Pictures in the data below are not part of the copy; transcribe everything else exactly.

## Begin Data excerpts

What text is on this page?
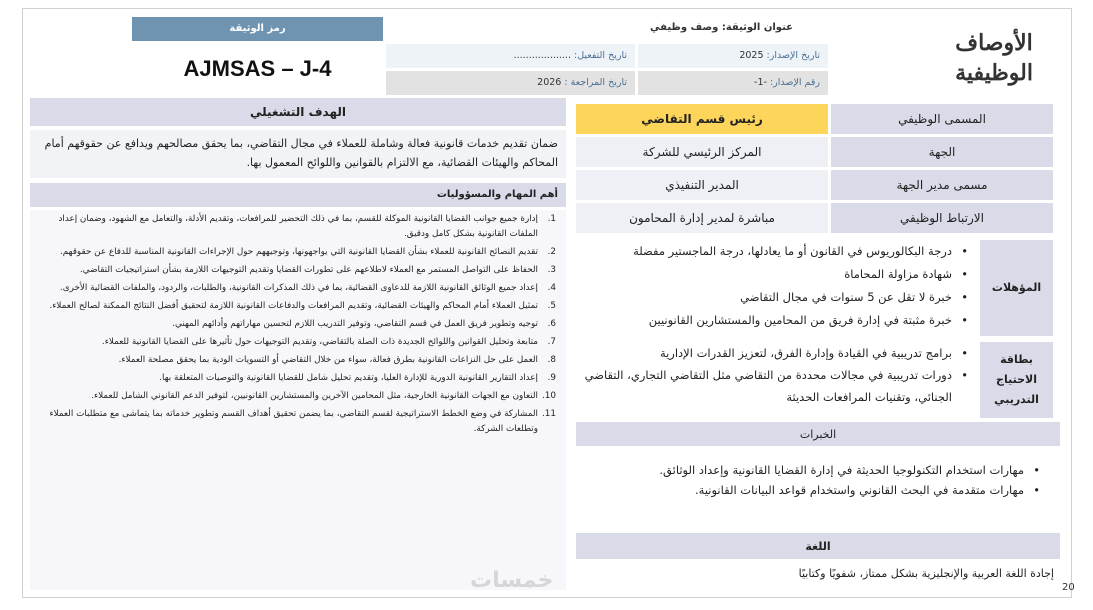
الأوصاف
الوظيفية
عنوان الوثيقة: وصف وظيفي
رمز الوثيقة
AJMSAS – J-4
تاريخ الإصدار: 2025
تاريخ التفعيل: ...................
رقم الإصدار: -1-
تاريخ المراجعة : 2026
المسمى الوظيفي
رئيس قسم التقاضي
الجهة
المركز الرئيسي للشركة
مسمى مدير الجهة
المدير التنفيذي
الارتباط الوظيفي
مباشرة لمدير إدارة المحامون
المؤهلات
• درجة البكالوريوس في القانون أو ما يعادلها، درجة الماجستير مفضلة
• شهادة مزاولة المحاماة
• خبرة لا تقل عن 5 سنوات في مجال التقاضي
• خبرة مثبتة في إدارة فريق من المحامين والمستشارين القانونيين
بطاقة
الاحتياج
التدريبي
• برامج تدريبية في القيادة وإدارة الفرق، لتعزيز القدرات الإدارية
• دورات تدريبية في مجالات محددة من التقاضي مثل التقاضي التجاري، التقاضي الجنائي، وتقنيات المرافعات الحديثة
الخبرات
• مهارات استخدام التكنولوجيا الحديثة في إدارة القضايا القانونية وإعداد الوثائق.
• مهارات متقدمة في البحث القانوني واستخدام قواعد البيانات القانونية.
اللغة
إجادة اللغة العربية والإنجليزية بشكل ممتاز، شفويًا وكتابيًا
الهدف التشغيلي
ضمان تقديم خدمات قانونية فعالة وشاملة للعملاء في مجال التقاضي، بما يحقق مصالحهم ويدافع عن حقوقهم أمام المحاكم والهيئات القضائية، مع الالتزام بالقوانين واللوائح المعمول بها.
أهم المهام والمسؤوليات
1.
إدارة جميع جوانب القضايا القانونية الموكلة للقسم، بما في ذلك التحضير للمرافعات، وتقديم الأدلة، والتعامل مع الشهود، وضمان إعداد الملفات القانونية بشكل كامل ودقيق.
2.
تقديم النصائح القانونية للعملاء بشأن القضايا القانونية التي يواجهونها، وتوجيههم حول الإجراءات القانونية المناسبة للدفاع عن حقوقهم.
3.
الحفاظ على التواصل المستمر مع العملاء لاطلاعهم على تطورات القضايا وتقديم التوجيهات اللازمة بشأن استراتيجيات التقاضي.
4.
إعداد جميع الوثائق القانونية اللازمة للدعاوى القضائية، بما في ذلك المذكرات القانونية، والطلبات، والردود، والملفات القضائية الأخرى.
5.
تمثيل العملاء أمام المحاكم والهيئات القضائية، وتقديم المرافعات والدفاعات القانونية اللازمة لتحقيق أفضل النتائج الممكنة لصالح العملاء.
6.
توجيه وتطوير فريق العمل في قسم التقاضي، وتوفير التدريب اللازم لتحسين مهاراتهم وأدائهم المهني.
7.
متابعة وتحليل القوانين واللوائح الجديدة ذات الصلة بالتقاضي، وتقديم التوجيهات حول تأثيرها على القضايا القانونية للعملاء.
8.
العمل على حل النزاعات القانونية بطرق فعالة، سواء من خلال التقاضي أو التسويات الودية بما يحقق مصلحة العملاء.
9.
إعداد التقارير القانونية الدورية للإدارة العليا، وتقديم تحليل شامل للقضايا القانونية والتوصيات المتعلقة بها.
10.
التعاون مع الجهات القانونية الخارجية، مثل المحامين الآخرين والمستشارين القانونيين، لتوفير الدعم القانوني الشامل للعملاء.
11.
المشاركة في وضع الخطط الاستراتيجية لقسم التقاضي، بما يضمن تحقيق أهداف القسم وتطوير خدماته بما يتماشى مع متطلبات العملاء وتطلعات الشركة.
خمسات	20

## End Data excerpts

(Exercise output)
What text is on this page?
الأوصاف
الوظيفية
عنوان الوثيقة: وصف وظيفي
رمز الوثيقة
AJMSAS – J-4
تاريخ الإصدار: 2025
تاريخ التفعيل: ...................
رقم الإصدار: -1-
تاريخ المراجعة : 2026
المسمى الوظيفي
رئيس قسم التقاضي
الجهة
المركز الرئيسي للشركة
مسمى مدير الجهة
المدير التنفيذي
الارتباط الوظيفي
مباشرة لمدير إدارة المحامون
المؤهلات
• درجة البكالوريوس في القانون أو ما يعادلها، درجة الماجستير مفضلة
• شهادة مزاولة المحاماة
• خبرة لا تقل عن 5 سنوات في مجال التقاضي
• خبرة مثبتة في إدارة فريق من المحامين والمستشارين القانونيين
بطاقة
الاحتياج
التدريبي
• برامج تدريبية في القيادة وإدارة الفرق، لتعزيز القدرات الإدارية
• دورات تدريبية في مجالات محددة من التقاضي مثل التقاضي التجاري، التقاضي الجنائي، وتقنيات المرافعات الحديثة
الخبرات
• مهارات استخدام التكنولوجيا الحديثة في إدارة القضايا القانونية وإعداد الوثائق.
• مهارات متقدمة في البحث القانوني واستخدام قواعد البيانات القانونية.
اللغة
إجادة اللغة العربية والإنجليزية بشكل ممتاز، شفويًا وكتابيًا
الهدف التشغيلي
ضمان تقديم خدمات قانونية فعالة وشاملة للعملاء في مجال التقاضي، بما يحقق مصالحهم ويدافع عن حقوقهم أمام المحاكم والهيئات القضائية، مع الالتزام بالقوانين واللوائح المعمول بها.
أهم المهام والمسؤوليات
1.
إدارة جميع جوانب القضايا القانونية الموكلة للقسم، بما في ذلك التحضير للمرافعات، وتقديم الأدلة، والتعامل مع الشهود، وضمان إعداد الملفات القانونية بشكل كامل ودقيق.
2.
تقديم النصائح القانونية للعملاء بشأن القضايا القانونية التي يواجهونها، وتوجيههم حول الإجراءات القانونية المناسبة للدفاع عن حقوقهم.
3.
الحفاظ على التواصل المستمر مع العملاء لاطلاعهم على تطورات القضايا وتقديم التوجيهات اللازمة بشأن استراتيجيات التقاضي.
4.
إعداد جميع الوثائق القانونية اللازمة للدعاوى القضائية، بما في ذلك المذكرات القانونية، والطلبات، والردود، والملفات القضائية الأخرى.
5.
تمثيل العملاء أمام المحاكم والهيئات القضائية، وتقديم المرافعات والدفاعات القانونية اللازمة لتحقيق أفضل النتائج الممكنة لصالح العملاء.
6.
توجيه وتطوير فريق العمل في قسم التقاضي، وتوفير التدريب اللازم لتحسين مهاراتهم وأدائهم المهني.
7.
متابعة وتحليل القوانين واللوائح الجديدة ذات الصلة بالتقاضي، وتقديم التوجيهات حول تأثيرها على القضايا القانونية للعملاء.
8.
العمل على حل النزاعات القانونية بطرق فعالة، سواء من خلال التقاضي أو التسويات الودية بما يحقق مصلحة العملاء.
9.
إعداد التقارير القانونية الدورية للإدارة العليا، وتقديم تحليل شامل للقضايا القانونية والتوصيات المتعلقة بها.
10.
التعاون مع الجهات القانونية الخارجية، مثل المحامين الآخرين والمستشارين القانونيين، لتوفير الدعم القانوني الشامل للعملاء.
11.
المشاركة في وضع الخطط الاستراتيجية لقسم التقاضي، بما يضمن تحقيق أهداف القسم وتطوير خدماته بما يتماشى مع متطلبات العملاء وتطلعات الشركة.
خمسات	20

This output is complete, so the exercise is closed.